** REQUIREMENTS **
Every entry here needs to be repeated exactly.

** SUPPLIED DATA **
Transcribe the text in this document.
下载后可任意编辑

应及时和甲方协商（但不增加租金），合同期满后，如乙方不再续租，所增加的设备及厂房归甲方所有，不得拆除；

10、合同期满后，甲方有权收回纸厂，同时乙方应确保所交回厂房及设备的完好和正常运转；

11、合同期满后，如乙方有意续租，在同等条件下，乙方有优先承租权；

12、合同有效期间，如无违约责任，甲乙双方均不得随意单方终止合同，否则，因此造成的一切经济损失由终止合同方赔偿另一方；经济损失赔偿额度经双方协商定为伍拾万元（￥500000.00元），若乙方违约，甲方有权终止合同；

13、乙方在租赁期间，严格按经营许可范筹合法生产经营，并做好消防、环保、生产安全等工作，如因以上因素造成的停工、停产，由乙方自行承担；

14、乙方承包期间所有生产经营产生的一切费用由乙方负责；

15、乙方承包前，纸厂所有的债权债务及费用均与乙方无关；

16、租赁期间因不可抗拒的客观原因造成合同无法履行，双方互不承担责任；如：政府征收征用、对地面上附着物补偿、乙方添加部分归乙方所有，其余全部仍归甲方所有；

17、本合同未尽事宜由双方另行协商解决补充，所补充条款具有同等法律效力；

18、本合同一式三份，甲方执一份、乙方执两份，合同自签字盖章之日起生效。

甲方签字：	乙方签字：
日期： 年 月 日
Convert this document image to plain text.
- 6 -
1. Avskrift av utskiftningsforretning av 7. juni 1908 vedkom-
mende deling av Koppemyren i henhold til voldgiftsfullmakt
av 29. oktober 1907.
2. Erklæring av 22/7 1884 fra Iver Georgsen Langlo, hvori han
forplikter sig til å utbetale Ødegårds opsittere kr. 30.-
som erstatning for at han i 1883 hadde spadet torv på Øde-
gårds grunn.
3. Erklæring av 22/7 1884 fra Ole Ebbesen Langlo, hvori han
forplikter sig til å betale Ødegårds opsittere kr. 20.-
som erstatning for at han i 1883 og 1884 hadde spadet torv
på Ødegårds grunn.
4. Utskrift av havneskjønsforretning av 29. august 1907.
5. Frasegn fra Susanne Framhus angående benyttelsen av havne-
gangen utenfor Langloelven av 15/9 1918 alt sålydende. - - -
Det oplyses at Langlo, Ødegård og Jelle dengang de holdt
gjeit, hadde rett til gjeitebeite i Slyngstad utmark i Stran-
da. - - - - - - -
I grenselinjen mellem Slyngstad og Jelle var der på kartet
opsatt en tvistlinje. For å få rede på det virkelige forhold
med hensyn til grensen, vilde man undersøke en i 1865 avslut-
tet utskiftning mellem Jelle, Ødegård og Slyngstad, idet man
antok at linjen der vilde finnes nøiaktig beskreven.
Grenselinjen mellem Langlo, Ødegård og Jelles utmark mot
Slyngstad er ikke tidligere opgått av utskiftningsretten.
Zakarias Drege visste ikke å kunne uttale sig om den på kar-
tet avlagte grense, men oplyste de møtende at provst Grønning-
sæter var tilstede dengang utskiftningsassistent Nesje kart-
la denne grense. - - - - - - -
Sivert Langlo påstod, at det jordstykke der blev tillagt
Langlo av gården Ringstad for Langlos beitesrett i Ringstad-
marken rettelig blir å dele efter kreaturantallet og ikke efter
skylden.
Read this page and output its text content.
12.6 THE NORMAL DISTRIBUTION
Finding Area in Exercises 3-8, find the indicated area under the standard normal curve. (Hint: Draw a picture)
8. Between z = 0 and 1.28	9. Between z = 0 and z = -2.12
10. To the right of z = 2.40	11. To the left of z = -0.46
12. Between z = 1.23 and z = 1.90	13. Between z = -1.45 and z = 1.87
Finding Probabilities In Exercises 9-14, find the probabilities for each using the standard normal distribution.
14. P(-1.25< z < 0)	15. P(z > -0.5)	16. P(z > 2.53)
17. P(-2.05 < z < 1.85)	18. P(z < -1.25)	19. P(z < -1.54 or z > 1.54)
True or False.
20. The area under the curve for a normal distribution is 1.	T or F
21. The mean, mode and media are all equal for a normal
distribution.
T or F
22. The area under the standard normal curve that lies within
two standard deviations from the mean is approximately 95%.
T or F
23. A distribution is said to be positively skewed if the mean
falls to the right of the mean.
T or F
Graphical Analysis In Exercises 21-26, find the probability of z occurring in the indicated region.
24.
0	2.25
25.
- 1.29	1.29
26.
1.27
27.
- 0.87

** TASK ANSWER **
Transcribe the text in this document.
下载后可任意编辑

应及时和甲方协商（但不增加租金），合同期满后，如乙方不再续租，所增加的设备及厂房归甲方所有，不得拆除；

10、合同期满后，甲方有权收回纸厂，同时乙方应确保所交回厂房及设备的完好和正常运转；

11、合同期满后，如乙方有意续租，在同等条件下，乙方有优先承租权；

12、合同有效期间，如无违约责任，甲乙双方均不得随意单方终止合同，否则，因此造成的一切经济损失由终止合同方赔偿另一方；经济损失赔偿额度经双方协商定为伍拾万元（￥500000.00元），若乙方违约，甲方有权终止合同；

13、乙方在租赁期间，严格按经营许可范筹合法生产经营，并做好消防、环保、生产安全等工作，如因以上因素造成的停工、停产，由乙方自行承担；

14、乙方承包期间所有生产经营产生的一切费用由乙方负责；

15、乙方承包前，纸厂所有的债权债务及费用均与乙方无关；

16、租赁期间因不可抗拒的客观原因造成合同无法履行，双方互不承担责任；如：政府征收征用、对地面上附着物补偿、乙方添加部分归乙方所有，其余全部仍归甲方所有；

17、本合同未尽事宜由双方另行协商解决补充，所补充条款具有同等法律效力；

18、本合同一式三份，甲方执一份、乙方执两份，合同自签字盖章之日起生效。

甲方签字：	乙方签字：
日期： 年 月 日
Convert this document image to plain text.
- 6 -
1. Avskrift av utskiftningsforretning av 7. juni 1908 vedkom-
mende deling av Koppemyren i henhold til voldgiftsfullmakt
av 29. oktober 1907.
2. Erklæring av 22/7 1884 fra Iver Georgsen Langlo, hvori han
forplikter sig til å utbetale Ødegårds opsittere kr. 30.-
som erstatning for at han i 1883 hadde spadet torv på Øde-
gårds grunn.
3. Erklæring av 22/7 1884 fra Ole Ebbesen Langlo, hvori han
forplikter sig til å betale Ødegårds opsittere kr. 20.-
som erstatning for at han i 1883 og 1884 hadde spadet torv
på Ødegårds grunn.
4. Utskrift av havneskjønsforretning av 29. august 1907.
5. Frasegn fra Susanne Framhus angående benyttelsen av havne-
gangen utenfor Langloelven av 15/9 1918 alt sålydende. - - -
Det oplyses at Langlo, Ødegård og Jelle dengang de holdt
gjeit, hadde rett til gjeitebeite i Slyngstad utmark i Stran-
da. - - - - - - -
I grenselinjen mellem Slyngstad og Jelle var der på kartet
opsatt en tvistlinje. For å få rede på det virkelige forhold
med hensyn til grensen, vilde man undersøke en i 1865 avslut-
tet utskiftning mellem Jelle, Ødegård og Slyngstad, idet man
antok at linjen der vilde finnes nøiaktig beskreven.
Grenselinjen mellem Langlo, Ødegård og Jelles utmark mot
Slyngstad er ikke tidligere opgått av utskiftningsretten.
Zakarias Drege visste ikke å kunne uttale sig om den på kar-
tet avlagte grense, men oplyste de møtende at provst Grønning-
sæter var tilstede dengang utskiftningsassistent Nesje kart-
la denne grense. - - - - - - -
Sivert Langlo påstod, at det jordstykke der blev tillagt
Langlo av gården Ringstad for Langlos beitesrett i Ringstad-
marken rettelig blir å dele efter kreaturantallet og ikke efter
skylden.
Read this page and output its text content.
12.6 THE NORMAL DISTRIBUTION
Finding Area in Exercises 3-8, find the indicated area under the standard normal curve. (Hint: Draw a picture)
8. Between z = 0 and 1.28	9. Between z = 0 and z = -2.12
10. To the right of z = 2.40	11. To the left of z = -0.46
12. Between z = 1.23 and z = 1.90	13. Between z = -1.45 and z = 1.87
Finding Probabilities In Exercises 9-14, find the probabilities for each using the standard normal distribution.
14. P(-1.25< z < 0)	15. P(z > -0.5)	16. P(z > 2.53)
17. P(-2.05 < z < 1.85)	18. P(z < -1.25)	19. P(z < -1.54 or z > 1.54)
True or False.
20. The area under the curve for a normal distribution is 1.	T or F
21. The mean, mode and media are all equal for a normal
distribution.
T or F
22. The area under the standard normal curve that lies within
two standard deviations from the mean is approximately 95%.
T or F
23. A distribution is said to be positively skewed if the mean
falls to the right of the mean.
T or F
Graphical Analysis In Exercises 21-26, find the probability of z occurring in the indicated region.
24.
0	2.25
25.
- 1.29	1.29
26.
1.27
27.
- 0.87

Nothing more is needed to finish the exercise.